The Author and the Congressman

The Author

In my childhood, I watched my evangelical classmates devour the Left Behind series, curious what a Mormon analogue would look like.

Lo and behold, in 2003 Deseret Book published a novel titled The Brothers. Befitting his history as a military pilot, the author had previously focused on military techno-thrillers, and the book series to which The Brothers was a prologue — The Great and Terrible — was mostly of that genre. 

While it turned out that The Great and Terrible was not exactly comparable to Left Behind — it wasn’t about the end of days — The Brothers did not disappoint. I unironically love the book as a ingenuous crystallization of a certain moment in Mormon political theology, projected back into a narrative set in the premortal, pre-Earth life.

The author prefaces the book with an Author’s Note, in which he admits that he “was forced to take author’s license in many of the details presented in this book. The simple fact is that we know very little of what life was like for us in the premortal world, and the war in heaven is a mystery we know even less about. Yet any literary work, especially fiction, requires some sense of time, location, conflict, and description in order for readers to allow themselves to be pulled into the story.” Without these, he says, “the story turns out to be little more than a series of conversations.”

He has added aspects “to help provide a setting and an atmosphere,” as well as close relationships between characters. “If there are details, symbols, or descriptions with which you take issue,” he implores the reader, “I ask for your understanding.”

All this is fair: the average Deseret Book customer probably doesn’t have Plato’s appetite for philosophical dialogues.

Most conspicuous, though, are the absences in his disclaimer. The author worries that a reader might object to buildings, geography, trees and parks, and “families” in a depiction of the premortal life, but he is silent about the theology he presents.

He concludes his Author’s Note by admitting, “though my primary goal has been to entertain, it has always been my hope that I might provide a greater sense of our purpose and place in this world.” Given this careful statement of intention, as well as the book’s habit of nigh-didactic exposition, it’s reasonable to conclude that the settings, interactions, and ideologies in the novel reflect the author’s basic moral and theological worldview.

Therefore, here are some theological notions that the author apparently thinks aren’t matters of artistic license, drawn from a single chapter (Chapter 11):

  • Jesus is the “oldest spirit child of God” (the question of “spirit birth” is, by contrast, doctrinally vague)
  • Heavenly Mother, only ever referred to by pronouns (she/her), stands “off to the side of the throne,” “every person… was aware she was there, though few dared glanced toward her and, out of reverence, none held her eyes”; “she was the most magnificent thing to grace eternity”

Entries provided:
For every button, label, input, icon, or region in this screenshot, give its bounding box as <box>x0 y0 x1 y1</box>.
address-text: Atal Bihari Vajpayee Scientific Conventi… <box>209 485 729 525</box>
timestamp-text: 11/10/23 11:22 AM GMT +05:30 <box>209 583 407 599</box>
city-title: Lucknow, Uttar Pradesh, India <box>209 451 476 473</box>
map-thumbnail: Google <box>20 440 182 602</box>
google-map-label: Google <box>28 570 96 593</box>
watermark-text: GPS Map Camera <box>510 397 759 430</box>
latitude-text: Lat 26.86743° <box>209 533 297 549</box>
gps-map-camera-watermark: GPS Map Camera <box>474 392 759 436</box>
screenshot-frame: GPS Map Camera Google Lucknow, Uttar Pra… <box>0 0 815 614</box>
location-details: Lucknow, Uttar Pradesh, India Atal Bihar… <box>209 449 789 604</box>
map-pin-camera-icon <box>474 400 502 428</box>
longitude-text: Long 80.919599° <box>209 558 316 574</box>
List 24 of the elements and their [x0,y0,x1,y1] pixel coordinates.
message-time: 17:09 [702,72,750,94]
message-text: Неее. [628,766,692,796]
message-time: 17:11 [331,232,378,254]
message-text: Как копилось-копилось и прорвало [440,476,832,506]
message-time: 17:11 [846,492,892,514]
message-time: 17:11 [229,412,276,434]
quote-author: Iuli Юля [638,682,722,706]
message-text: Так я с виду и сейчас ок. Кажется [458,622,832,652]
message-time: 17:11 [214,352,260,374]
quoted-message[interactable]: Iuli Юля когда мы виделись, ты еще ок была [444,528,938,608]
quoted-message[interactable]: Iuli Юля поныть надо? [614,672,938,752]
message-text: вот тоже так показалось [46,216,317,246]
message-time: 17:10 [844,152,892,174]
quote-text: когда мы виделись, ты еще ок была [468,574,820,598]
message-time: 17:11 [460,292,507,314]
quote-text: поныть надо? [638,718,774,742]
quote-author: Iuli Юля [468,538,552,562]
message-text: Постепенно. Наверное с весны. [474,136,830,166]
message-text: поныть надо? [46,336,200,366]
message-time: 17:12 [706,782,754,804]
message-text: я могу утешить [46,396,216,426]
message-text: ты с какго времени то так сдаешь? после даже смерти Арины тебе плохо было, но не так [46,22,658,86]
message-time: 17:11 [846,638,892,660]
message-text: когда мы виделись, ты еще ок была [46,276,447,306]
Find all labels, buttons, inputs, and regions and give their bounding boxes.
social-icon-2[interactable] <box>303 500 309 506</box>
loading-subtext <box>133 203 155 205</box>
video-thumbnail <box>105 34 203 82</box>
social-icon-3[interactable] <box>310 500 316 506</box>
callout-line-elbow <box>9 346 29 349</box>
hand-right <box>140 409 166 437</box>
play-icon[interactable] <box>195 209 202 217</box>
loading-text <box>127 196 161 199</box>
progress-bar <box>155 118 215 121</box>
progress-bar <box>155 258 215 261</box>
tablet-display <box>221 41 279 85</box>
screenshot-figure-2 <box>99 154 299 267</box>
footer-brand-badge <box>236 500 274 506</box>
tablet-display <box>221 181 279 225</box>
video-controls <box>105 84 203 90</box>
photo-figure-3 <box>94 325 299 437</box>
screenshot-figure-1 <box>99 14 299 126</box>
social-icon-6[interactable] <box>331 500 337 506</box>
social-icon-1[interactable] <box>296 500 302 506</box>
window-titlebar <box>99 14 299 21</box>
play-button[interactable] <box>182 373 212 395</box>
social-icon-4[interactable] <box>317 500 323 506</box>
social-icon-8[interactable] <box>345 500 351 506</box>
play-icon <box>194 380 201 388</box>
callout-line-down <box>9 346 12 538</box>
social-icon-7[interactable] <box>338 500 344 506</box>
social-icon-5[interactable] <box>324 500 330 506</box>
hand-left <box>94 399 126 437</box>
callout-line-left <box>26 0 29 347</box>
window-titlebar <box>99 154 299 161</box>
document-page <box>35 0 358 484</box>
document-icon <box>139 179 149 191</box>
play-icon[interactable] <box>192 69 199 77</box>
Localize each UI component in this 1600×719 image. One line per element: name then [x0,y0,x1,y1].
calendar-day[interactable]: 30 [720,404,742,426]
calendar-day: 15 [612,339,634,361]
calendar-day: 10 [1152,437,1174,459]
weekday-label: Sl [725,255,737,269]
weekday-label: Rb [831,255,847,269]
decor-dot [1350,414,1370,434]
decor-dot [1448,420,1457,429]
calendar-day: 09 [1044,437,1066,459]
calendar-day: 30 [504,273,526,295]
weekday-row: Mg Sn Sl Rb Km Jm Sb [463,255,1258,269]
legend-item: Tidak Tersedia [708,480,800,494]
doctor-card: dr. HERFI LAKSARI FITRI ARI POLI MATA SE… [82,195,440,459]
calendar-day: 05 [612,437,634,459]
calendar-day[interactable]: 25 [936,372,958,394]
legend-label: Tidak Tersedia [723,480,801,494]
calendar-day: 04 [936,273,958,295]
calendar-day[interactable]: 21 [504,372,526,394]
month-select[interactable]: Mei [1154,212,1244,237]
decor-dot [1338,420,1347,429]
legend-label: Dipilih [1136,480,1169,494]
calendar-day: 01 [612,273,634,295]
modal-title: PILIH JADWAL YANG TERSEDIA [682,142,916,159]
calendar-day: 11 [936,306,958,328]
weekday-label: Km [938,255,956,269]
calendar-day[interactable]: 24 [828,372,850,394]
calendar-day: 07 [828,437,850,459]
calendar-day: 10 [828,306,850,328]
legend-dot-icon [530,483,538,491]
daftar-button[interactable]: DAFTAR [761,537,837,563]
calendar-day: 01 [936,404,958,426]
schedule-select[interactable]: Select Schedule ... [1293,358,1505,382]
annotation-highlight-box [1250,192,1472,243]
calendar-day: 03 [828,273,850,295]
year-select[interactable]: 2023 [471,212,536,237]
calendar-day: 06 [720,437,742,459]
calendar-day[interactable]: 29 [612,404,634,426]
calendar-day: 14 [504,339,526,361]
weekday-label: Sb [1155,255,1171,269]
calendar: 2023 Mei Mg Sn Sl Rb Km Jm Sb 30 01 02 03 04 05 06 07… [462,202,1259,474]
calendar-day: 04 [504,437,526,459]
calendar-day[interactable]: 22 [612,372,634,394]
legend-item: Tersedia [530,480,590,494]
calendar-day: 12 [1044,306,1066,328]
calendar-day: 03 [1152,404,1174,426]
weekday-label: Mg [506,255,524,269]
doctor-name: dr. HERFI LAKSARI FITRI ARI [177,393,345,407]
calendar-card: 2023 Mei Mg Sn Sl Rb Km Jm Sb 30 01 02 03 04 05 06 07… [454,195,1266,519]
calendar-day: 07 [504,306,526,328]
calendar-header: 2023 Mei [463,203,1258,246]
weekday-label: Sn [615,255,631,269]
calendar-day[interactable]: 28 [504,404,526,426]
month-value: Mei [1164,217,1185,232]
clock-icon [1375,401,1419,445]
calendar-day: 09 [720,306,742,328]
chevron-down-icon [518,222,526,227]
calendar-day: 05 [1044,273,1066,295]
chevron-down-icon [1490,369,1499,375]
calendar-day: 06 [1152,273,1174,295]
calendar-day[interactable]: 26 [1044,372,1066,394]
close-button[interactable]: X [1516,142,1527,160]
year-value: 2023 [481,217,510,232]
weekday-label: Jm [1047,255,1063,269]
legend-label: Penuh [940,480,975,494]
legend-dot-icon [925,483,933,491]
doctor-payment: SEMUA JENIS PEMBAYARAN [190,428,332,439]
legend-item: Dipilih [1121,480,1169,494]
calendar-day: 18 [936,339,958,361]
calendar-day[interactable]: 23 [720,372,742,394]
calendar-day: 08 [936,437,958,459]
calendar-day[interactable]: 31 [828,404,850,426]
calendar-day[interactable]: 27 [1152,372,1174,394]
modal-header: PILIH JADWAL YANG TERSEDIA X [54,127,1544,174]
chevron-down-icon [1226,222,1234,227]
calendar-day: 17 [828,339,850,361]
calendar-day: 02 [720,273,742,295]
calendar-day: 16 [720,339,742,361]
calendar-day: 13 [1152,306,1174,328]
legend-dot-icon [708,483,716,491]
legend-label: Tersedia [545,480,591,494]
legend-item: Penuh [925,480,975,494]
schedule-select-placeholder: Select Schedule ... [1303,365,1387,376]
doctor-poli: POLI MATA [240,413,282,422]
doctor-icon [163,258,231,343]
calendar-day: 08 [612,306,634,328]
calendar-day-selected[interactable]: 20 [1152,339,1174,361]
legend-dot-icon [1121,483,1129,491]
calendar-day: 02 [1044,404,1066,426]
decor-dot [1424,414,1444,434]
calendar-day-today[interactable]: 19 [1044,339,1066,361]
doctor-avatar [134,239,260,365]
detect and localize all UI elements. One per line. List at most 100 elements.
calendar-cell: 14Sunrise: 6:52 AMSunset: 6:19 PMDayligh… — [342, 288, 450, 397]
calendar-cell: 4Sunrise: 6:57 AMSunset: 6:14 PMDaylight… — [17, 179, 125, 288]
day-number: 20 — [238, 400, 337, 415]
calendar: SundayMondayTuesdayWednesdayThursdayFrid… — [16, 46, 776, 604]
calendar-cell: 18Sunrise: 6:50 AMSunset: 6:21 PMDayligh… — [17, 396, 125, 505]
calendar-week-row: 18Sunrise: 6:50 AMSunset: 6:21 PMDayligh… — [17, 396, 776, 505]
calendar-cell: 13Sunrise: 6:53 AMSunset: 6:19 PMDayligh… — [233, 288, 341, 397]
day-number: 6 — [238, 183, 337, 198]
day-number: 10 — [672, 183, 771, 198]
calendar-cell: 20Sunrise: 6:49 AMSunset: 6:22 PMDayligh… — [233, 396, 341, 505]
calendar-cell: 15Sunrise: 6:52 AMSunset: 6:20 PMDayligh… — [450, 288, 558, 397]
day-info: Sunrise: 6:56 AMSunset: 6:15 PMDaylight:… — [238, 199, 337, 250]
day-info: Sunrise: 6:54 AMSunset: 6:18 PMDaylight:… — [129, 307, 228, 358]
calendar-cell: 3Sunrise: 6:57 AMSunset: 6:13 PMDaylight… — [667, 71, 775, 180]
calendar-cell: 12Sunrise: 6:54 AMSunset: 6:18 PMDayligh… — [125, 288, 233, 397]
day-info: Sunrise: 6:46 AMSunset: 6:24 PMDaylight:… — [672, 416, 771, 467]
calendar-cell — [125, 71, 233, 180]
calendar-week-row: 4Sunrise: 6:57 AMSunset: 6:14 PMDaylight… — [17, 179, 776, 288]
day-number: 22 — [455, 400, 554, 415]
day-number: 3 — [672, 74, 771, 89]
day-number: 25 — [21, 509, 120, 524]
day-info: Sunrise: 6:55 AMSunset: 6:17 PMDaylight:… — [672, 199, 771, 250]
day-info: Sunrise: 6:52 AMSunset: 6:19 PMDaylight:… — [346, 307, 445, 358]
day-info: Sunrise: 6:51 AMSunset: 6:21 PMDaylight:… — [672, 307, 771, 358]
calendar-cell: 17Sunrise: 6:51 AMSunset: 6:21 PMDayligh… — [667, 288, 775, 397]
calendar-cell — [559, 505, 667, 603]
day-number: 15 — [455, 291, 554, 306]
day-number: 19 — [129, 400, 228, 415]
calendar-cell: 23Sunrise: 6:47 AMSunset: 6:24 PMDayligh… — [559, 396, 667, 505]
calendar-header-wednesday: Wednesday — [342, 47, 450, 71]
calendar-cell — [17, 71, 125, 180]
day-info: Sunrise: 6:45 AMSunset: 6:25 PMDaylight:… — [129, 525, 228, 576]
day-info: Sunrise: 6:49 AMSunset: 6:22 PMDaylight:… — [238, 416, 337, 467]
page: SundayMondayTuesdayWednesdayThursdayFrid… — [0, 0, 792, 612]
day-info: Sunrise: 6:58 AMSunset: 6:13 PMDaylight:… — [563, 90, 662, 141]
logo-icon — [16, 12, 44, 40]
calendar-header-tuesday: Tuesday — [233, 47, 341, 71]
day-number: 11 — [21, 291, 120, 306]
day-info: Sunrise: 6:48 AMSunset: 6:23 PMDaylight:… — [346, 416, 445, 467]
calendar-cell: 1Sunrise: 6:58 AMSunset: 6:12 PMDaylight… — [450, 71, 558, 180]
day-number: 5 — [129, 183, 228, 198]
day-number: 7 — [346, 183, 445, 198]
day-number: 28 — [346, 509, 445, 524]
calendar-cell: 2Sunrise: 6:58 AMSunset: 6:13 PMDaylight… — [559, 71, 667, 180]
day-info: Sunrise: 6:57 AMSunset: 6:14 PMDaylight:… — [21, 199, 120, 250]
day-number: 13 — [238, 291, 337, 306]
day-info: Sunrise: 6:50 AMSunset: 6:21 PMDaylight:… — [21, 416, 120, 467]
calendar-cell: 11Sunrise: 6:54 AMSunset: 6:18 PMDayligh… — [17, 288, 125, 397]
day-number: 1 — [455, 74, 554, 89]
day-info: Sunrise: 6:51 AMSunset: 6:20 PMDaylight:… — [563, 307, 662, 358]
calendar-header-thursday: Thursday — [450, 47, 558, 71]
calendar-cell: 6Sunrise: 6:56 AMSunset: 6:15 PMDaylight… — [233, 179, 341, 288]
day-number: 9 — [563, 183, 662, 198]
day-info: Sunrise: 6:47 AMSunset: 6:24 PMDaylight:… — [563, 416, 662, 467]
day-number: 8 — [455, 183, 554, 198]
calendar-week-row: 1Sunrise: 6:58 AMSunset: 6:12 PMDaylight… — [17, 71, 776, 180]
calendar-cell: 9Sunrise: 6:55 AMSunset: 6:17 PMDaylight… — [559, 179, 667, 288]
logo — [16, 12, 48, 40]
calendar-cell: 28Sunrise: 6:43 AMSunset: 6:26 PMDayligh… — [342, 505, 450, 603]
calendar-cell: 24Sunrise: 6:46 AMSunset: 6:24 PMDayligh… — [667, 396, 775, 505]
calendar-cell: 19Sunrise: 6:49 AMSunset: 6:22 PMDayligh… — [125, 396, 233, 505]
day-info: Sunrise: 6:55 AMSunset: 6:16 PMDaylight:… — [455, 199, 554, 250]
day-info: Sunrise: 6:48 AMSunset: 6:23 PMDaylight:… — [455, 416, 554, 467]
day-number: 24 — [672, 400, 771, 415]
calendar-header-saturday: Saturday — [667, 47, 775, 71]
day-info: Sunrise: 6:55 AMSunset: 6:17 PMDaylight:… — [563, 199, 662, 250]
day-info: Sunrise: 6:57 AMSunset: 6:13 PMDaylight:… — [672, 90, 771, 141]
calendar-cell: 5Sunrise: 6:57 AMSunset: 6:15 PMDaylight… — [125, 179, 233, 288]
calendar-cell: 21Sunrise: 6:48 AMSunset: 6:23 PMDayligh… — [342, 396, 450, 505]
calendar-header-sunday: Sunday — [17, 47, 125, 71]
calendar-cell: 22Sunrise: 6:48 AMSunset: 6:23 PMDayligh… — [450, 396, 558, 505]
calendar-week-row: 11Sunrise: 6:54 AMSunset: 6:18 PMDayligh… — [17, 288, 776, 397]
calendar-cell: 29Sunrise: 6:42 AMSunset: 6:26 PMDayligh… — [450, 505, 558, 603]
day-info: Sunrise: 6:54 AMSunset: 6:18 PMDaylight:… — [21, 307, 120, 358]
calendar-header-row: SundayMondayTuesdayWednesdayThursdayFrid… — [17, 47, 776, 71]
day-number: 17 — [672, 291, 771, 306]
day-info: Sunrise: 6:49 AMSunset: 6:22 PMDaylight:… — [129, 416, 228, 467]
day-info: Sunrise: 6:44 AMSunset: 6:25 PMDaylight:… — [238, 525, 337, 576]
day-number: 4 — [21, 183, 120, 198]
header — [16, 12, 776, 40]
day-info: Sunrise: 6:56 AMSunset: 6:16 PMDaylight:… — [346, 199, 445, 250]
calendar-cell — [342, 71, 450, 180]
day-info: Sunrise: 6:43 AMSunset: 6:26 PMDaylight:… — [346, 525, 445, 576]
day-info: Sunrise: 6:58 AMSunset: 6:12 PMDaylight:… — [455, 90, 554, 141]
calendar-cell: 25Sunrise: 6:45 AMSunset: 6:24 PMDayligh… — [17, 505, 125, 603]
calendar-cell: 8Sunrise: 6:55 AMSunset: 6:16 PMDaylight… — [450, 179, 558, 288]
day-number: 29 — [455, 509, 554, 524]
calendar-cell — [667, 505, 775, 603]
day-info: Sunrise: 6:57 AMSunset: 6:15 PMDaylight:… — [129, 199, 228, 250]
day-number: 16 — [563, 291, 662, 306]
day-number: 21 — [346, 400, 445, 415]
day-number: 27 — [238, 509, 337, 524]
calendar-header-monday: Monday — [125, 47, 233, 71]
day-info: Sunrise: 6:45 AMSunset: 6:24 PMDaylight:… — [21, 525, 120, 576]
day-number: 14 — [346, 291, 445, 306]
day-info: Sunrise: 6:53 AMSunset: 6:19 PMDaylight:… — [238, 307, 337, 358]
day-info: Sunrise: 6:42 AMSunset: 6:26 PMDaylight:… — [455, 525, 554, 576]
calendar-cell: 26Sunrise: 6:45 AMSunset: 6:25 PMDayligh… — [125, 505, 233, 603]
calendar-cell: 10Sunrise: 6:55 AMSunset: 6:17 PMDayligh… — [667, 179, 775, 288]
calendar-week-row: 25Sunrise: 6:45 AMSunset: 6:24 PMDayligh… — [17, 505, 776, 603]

What you have to do: Pick up the essay about the novel The Brothers after its final bullet point and continue writing it.

Response:
  • In “a well-established pattern that would be followed on the physical earth,” the council that casts out Lucifer from heaven is composed of 12 men, six of whom spoke in Lucifer’s defense, and six of whom “were assigned to represent the interest of God” (the procedure of the events formerly called “disciplinary councils”) 
  • Peter, the future apostle himself, was the chief of these twelve
  • Some words “seep into the next world to be held as the standard around which great nations would rise,” including: “we hold these truths to be self-evident: All of God’s children are created equal, and all other endowed by our Father with certain unalienable rights.” Thus paraphrasing Thomas Jefferson, Peter begins to read the charges against Lucifer.

(Lucifer, meanwhile, is depicted as an angry, bitter, wily, effete elitist, with a streak of gray hair tied back with a ribbon and a tendency to whip stadiums full of followers into a frenzy.)

The author does not seem to notice the splintering thinness of the theological ice onto which he confidently marches — or the highly variable danger of each step.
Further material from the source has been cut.